DIRECTIONS FOR THIS TASK
Copy each line containing the word "JSON" from the records that follow, please.

INPUT FOR THIS TASK
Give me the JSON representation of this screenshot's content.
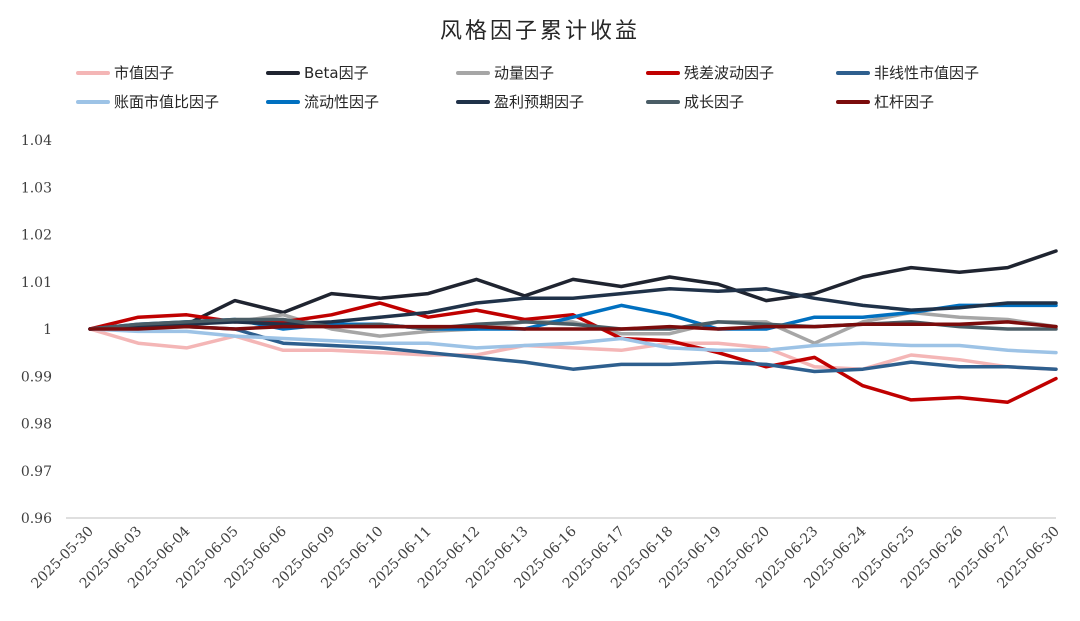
{
  "chart_data": {
    "type": "line",
    "title": "风格因子累计收益",
    "xlabel": "",
    "ylabel": "",
    "ylim": [
      0.96,
      1.04
    ],
    "yticks": [
      "0.96",
      "0.97",
      "0.98",
      "0.99",
      "1",
      "1.01",
      "1.02",
      "1.03",
      "1.04"
    ],
    "grid": false,
    "legend": "top",
    "x": [
      "2025-05-30",
      "2025-06-03",
      "2025-06-04",
      "2025-06-05",
      "2025-06-06",
      "2025-06-09",
      "2025-06-10",
      "2025-06-11",
      "2025-06-12",
      "2025-06-13",
      "2025-06-16",
      "2025-06-17",
      "2025-06-18",
      "2025-06-19",
      "2025-06-20",
      "2025-06-23",
      "2025-06-24",
      "2025-06-25",
      "2025-06-26",
      "2025-06-27",
      "2025-06-30"
    ],
    "series": [
      {
        "name": "市值因子",
        "color": "#f4b6b6",
        "values": [
          1.0,
          0.997,
          0.996,
          0.9985,
          0.9955,
          0.9955,
          0.995,
          0.9945,
          0.9945,
          0.9965,
          0.996,
          0.9955,
          0.997,
          0.997,
          0.996,
          0.992,
          0.9915,
          0.9945,
          0.9935,
          0.992,
          0.9915
        ]
      },
      {
        "name": "Beta因子",
        "color": "#1f2430",
        "values": [
          1.0,
          1.0005,
          1.001,
          1.006,
          1.0035,
          1.0075,
          1.0065,
          1.0075,
          1.0105,
          1.007,
          1.0105,
          1.009,
          1.011,
          1.0095,
          1.006,
          1.0075,
          1.011,
          1.013,
          1.012,
          1.013,
          1.0165
        ]
      },
      {
        "name": "动量因子",
        "color": "#a6a6a6",
        "values": [
          1.0,
          1.0005,
          1.0015,
          1.0015,
          1.003,
          1.0,
          0.9985,
          0.9995,
          1.0,
          1.0015,
          1.0015,
          0.999,
          0.999,
          1.0015,
          1.0015,
          0.997,
          1.0015,
          1.0035,
          1.0025,
          1.002,
          1.0005
        ]
      },
      {
        "name": "残差波动因子",
        "color": "#c00000",
        "values": [
          1.0,
          1.0025,
          1.003,
          1.0015,
          1.0015,
          1.003,
          1.0055,
          1.0025,
          1.004,
          1.002,
          1.003,
          0.998,
          0.9975,
          0.995,
          0.992,
          0.994,
          0.988,
          0.985,
          0.9855,
          0.9845,
          0.9895
        ]
      },
      {
        "name": "非线性市值因子",
        "color": "#2e5f8e",
        "values": [
          1.0,
          1.0005,
          1.0005,
          1.0,
          0.997,
          0.9965,
          0.996,
          0.995,
          0.994,
          0.993,
          0.9915,
          0.9925,
          0.9925,
          0.993,
          0.9925,
          0.991,
          0.9915,
          0.993,
          0.992,
          0.992,
          0.9915
        ]
      },
      {
        "name": "账面市值比因子",
        "color": "#9dc3e6",
        "values": [
          1.0,
          0.9995,
          0.9995,
          0.9985,
          0.998,
          0.9975,
          0.997,
          0.997,
          0.996,
          0.9965,
          0.997,
          0.998,
          0.996,
          0.9955,
          0.9955,
          0.9965,
          0.997,
          0.9965,
          0.9965,
          0.9955,
          0.995
        ]
      },
      {
        "name": "流动性因子",
        "color": "#0070c0",
        "values": [
          1.0,
          1.001,
          1.0015,
          1.002,
          1.0,
          1.001,
          1.001,
          1.0,
          1.0,
          1.0,
          1.0025,
          1.005,
          1.003,
          1.0,
          1.0,
          1.0025,
          1.0025,
          1.0035,
          1.005,
          1.005,
          1.005
        ]
      },
      {
        "name": "盈利预期因子",
        "color": "#203249",
        "values": [
          1.0,
          1.0005,
          1.001,
          1.0015,
          1.001,
          1.0015,
          1.0025,
          1.0035,
          1.0055,
          1.0065,
          1.0065,
          1.0075,
          1.0085,
          1.008,
          1.0085,
          1.0065,
          1.005,
          1.004,
          1.0045,
          1.0055,
          1.0055
        ]
      },
      {
        "name": "成长因子",
        "color": "#4a5d66",
        "values": [
          1.0,
          1.001,
          1.0015,
          1.002,
          1.002,
          1.0005,
          1.001,
          1.0,
          1.001,
          1.0015,
          1.001,
          1.0,
          1.0,
          1.0015,
          1.001,
          1.0005,
          1.001,
          1.0015,
          1.0005,
          1.0,
          1.0
        ]
      },
      {
        "name": "杠杆因子",
        "color": "#7b0c0c",
        "values": [
          1.0,
          1.0,
          1.0005,
          1.0,
          1.0005,
          1.0005,
          1.0005,
          1.0005,
          1.0005,
          1.0,
          1.0,
          1.0,
          1.0005,
          1.0,
          1.0005,
          1.0005,
          1.001,
          1.001,
          1.001,
          1.0015,
          1.0005
        ]
      }
    ]
  }
}
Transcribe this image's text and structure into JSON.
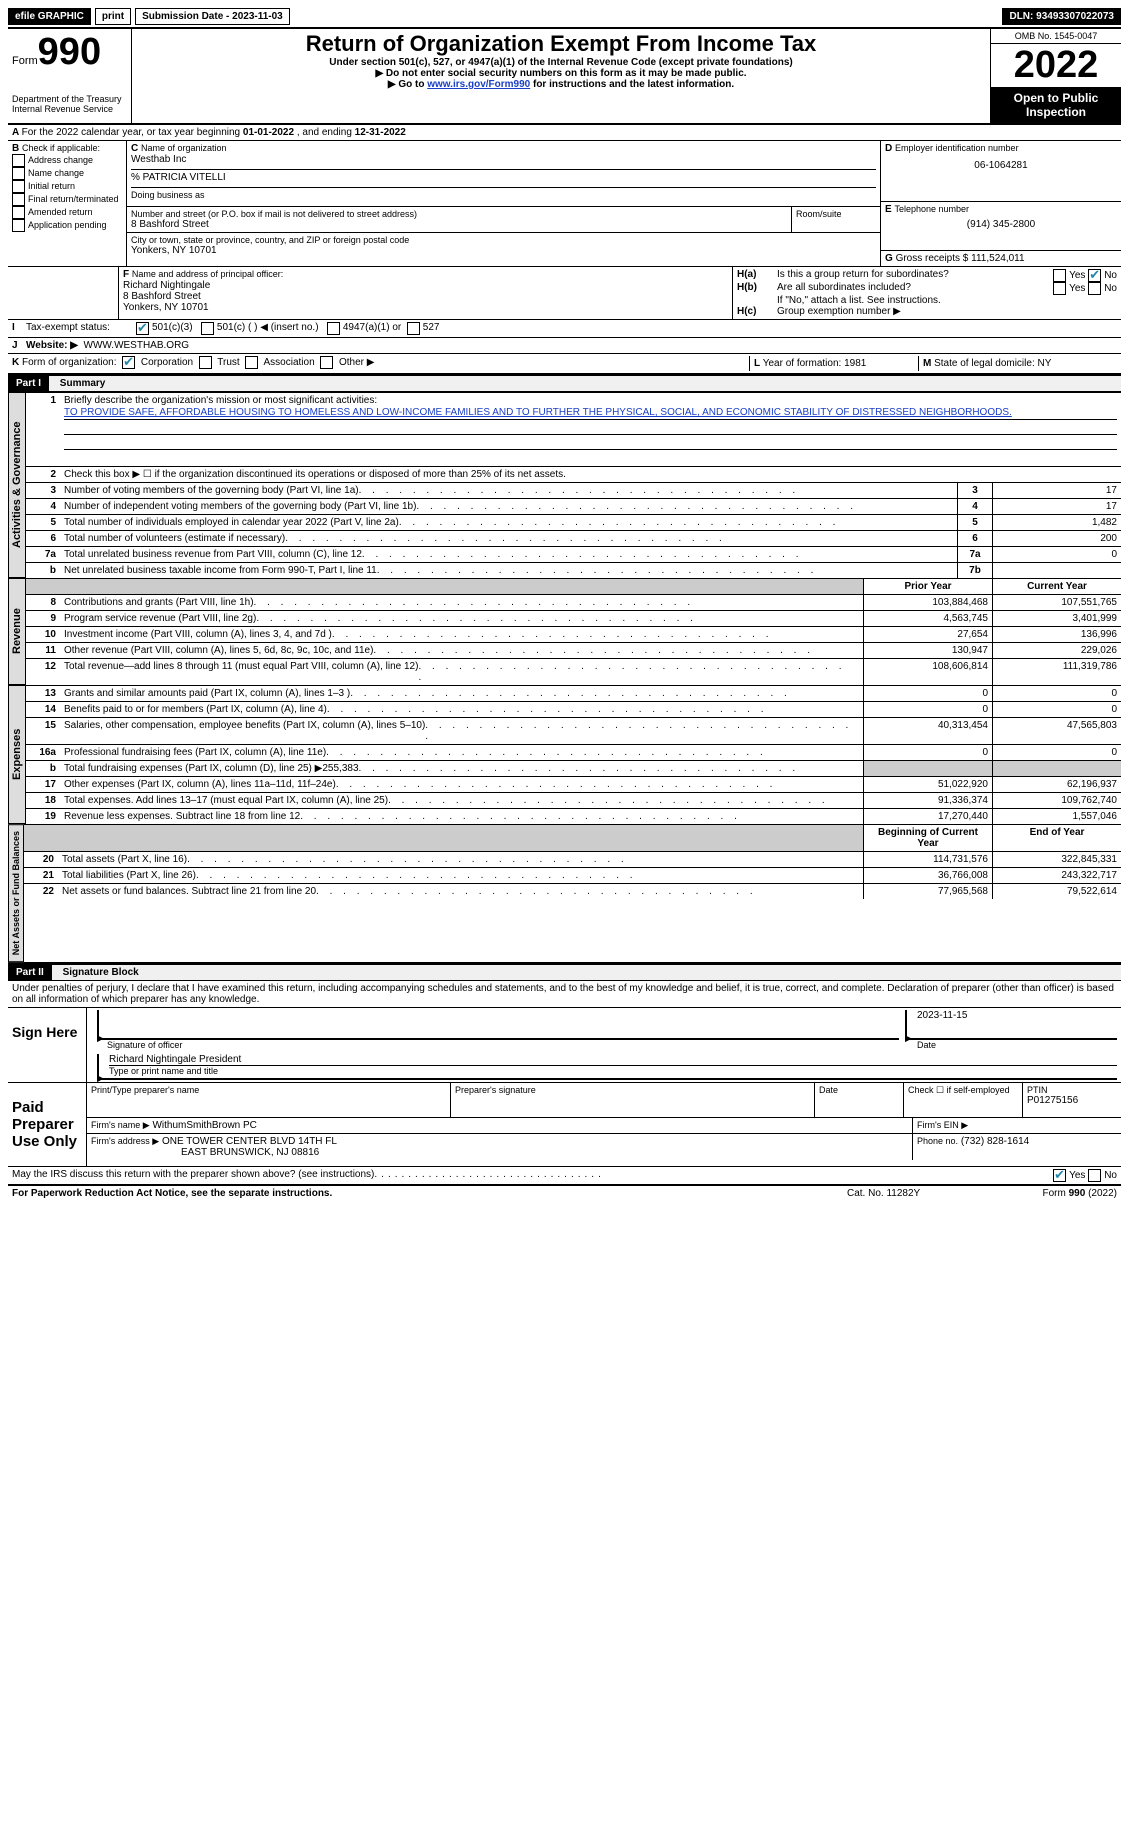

WRITTEN SOLUTION
Give me the JSON representation of this screenshot's content.
Transcribe this image's text and structure into JSON.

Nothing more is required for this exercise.